--- begin Material for this task ---
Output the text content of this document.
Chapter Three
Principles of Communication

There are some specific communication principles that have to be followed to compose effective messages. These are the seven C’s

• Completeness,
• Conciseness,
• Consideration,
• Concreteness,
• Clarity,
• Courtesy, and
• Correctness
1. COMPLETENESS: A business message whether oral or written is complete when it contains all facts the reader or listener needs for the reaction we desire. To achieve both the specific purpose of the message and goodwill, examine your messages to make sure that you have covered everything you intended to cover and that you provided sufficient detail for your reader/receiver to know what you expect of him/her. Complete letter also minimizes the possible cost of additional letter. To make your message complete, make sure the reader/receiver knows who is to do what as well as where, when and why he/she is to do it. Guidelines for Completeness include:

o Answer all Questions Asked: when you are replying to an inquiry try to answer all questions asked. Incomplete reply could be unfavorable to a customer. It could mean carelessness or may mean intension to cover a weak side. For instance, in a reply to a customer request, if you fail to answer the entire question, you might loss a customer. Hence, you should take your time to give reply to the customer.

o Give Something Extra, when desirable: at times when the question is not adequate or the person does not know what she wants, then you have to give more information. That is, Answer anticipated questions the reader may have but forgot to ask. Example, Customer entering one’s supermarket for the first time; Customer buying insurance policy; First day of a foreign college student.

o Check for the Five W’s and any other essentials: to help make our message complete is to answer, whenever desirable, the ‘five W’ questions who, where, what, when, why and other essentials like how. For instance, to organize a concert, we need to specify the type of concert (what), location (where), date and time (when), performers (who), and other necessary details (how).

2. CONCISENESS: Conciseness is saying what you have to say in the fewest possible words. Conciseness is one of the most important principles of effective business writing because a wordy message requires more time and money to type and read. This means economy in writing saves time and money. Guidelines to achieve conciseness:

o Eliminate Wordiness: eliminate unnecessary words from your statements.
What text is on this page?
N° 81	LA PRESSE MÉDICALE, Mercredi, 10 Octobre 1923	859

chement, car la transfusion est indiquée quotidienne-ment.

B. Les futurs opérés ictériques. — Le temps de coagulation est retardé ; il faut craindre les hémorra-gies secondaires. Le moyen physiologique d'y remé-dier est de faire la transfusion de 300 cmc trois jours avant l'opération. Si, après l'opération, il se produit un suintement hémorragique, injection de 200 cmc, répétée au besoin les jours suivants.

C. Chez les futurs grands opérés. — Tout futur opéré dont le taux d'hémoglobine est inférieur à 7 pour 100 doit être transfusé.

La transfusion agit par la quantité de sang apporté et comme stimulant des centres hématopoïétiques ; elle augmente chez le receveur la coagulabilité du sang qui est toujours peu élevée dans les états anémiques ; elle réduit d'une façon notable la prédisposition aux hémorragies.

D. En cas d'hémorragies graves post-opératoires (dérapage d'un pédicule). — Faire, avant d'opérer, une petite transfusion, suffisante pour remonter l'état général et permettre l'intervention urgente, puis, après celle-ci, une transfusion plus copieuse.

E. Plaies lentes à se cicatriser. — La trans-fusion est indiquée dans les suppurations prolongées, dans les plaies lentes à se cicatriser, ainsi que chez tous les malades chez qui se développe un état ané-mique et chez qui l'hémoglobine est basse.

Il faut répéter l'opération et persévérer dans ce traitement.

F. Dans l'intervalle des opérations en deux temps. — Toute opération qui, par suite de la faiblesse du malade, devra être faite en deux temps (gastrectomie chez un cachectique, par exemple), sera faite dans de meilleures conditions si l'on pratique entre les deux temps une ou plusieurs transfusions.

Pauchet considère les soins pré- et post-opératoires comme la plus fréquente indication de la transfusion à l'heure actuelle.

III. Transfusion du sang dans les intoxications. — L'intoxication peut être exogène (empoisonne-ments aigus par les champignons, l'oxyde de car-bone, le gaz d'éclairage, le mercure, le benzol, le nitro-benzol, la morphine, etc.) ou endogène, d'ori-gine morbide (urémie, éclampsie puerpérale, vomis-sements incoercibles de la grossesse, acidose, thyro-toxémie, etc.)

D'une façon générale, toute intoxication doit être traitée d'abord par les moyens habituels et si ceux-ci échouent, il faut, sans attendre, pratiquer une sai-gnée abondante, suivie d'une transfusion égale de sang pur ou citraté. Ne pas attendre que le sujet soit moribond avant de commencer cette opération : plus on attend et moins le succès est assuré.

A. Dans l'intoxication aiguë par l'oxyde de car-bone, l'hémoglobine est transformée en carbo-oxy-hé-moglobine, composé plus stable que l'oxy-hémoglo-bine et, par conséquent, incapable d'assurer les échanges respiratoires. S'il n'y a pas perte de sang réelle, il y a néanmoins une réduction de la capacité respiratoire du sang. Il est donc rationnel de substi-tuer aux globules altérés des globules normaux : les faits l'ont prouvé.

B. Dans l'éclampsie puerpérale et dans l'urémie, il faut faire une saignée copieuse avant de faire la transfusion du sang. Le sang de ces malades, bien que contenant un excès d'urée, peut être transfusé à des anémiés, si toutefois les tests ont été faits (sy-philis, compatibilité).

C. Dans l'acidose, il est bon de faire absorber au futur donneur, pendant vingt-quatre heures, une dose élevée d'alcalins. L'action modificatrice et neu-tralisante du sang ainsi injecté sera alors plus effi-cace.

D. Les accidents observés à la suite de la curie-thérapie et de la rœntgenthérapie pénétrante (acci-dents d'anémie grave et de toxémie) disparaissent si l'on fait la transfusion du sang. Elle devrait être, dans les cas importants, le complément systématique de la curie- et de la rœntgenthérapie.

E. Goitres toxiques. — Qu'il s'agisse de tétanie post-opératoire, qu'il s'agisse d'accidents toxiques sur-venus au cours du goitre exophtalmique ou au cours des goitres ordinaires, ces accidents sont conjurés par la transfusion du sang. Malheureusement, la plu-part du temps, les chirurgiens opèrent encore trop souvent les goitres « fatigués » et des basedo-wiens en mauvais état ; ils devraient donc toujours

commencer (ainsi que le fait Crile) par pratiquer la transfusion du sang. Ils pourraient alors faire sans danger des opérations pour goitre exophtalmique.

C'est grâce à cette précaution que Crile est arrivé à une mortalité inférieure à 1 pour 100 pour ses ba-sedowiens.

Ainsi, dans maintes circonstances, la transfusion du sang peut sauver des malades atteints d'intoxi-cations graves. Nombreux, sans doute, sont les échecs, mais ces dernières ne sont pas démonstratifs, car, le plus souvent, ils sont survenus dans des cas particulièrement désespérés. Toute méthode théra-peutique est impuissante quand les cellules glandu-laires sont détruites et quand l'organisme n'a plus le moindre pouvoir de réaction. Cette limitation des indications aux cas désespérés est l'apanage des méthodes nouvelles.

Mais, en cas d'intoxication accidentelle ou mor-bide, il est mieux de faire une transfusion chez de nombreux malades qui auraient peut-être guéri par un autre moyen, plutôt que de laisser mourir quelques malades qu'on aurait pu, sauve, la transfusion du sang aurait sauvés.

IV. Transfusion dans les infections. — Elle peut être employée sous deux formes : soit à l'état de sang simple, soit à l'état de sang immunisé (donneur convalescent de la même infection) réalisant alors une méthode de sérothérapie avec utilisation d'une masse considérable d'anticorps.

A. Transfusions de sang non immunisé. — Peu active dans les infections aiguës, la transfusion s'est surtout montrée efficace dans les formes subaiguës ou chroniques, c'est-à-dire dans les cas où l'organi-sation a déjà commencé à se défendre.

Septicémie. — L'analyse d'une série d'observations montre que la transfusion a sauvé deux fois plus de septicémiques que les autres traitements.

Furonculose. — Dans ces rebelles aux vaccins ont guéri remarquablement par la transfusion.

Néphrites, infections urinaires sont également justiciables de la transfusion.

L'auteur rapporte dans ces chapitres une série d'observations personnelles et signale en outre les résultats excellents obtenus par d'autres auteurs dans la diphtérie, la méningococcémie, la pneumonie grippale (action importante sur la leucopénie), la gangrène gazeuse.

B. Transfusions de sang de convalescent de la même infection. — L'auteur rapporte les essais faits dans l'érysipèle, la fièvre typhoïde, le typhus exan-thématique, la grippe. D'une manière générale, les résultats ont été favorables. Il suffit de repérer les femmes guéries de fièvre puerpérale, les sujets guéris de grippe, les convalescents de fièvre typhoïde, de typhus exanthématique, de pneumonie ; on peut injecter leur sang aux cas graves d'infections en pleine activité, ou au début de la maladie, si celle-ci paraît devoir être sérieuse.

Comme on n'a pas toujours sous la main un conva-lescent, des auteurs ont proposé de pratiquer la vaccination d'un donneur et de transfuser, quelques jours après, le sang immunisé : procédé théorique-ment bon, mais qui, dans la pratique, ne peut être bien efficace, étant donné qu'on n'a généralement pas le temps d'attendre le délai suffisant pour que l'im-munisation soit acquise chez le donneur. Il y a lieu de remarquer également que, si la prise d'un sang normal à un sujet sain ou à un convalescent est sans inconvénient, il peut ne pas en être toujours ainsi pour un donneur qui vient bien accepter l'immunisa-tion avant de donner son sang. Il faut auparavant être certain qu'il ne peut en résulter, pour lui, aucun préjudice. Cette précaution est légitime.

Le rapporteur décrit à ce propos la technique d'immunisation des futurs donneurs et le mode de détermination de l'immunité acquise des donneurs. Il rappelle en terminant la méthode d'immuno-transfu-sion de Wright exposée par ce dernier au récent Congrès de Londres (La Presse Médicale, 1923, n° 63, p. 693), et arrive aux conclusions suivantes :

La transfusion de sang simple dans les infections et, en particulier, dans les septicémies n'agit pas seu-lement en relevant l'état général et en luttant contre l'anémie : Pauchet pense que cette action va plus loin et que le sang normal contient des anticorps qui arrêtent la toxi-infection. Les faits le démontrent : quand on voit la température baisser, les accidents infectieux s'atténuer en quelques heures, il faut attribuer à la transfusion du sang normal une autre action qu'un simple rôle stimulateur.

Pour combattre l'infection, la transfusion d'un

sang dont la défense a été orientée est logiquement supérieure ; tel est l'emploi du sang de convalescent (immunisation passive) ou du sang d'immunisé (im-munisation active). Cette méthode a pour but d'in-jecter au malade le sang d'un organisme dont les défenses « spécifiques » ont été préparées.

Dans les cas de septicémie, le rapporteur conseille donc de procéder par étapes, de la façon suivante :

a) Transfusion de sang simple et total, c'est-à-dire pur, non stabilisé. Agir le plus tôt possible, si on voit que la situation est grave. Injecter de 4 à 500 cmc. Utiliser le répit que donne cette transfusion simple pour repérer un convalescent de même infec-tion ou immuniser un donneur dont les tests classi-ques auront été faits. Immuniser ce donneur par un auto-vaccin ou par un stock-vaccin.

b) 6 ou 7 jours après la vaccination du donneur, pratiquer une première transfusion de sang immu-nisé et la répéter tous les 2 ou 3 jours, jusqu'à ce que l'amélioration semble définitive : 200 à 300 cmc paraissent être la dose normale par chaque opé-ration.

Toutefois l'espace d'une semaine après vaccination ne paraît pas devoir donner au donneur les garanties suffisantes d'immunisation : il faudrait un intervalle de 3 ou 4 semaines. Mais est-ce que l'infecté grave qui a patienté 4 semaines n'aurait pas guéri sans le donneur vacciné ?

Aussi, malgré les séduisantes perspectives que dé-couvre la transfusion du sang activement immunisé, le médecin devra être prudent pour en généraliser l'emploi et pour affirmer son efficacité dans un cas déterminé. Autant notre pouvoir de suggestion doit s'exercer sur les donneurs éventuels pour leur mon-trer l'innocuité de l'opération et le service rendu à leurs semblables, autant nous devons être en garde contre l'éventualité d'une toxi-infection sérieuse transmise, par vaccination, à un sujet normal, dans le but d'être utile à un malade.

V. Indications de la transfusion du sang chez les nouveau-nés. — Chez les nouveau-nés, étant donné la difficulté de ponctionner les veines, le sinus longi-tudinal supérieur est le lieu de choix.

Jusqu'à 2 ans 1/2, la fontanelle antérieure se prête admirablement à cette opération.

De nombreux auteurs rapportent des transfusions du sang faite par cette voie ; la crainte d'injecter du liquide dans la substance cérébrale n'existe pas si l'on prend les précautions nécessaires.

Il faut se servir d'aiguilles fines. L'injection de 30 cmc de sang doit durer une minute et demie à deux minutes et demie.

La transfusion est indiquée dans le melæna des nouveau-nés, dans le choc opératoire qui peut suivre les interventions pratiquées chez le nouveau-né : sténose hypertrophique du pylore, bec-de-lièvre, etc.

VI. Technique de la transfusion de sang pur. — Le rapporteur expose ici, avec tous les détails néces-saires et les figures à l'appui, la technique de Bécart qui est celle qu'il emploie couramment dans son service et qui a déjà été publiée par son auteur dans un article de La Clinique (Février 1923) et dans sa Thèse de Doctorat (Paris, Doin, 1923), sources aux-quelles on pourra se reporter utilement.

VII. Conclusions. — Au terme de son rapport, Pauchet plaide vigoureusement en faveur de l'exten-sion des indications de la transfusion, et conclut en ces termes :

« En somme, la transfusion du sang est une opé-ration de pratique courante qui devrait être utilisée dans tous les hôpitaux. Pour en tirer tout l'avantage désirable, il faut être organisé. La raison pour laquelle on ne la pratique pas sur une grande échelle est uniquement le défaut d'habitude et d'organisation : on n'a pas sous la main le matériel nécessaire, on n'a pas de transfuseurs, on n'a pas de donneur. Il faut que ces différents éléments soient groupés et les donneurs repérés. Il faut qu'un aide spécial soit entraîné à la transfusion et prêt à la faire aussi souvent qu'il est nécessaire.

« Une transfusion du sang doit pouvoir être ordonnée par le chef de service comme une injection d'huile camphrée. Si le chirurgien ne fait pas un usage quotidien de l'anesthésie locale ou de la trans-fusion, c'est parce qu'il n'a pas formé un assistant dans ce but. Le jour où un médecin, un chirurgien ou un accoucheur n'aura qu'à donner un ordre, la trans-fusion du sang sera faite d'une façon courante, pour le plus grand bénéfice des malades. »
--- end Material for this task ---
State how many lines of the listing include "façon", and nothing more.

◆ **Task answer**: 4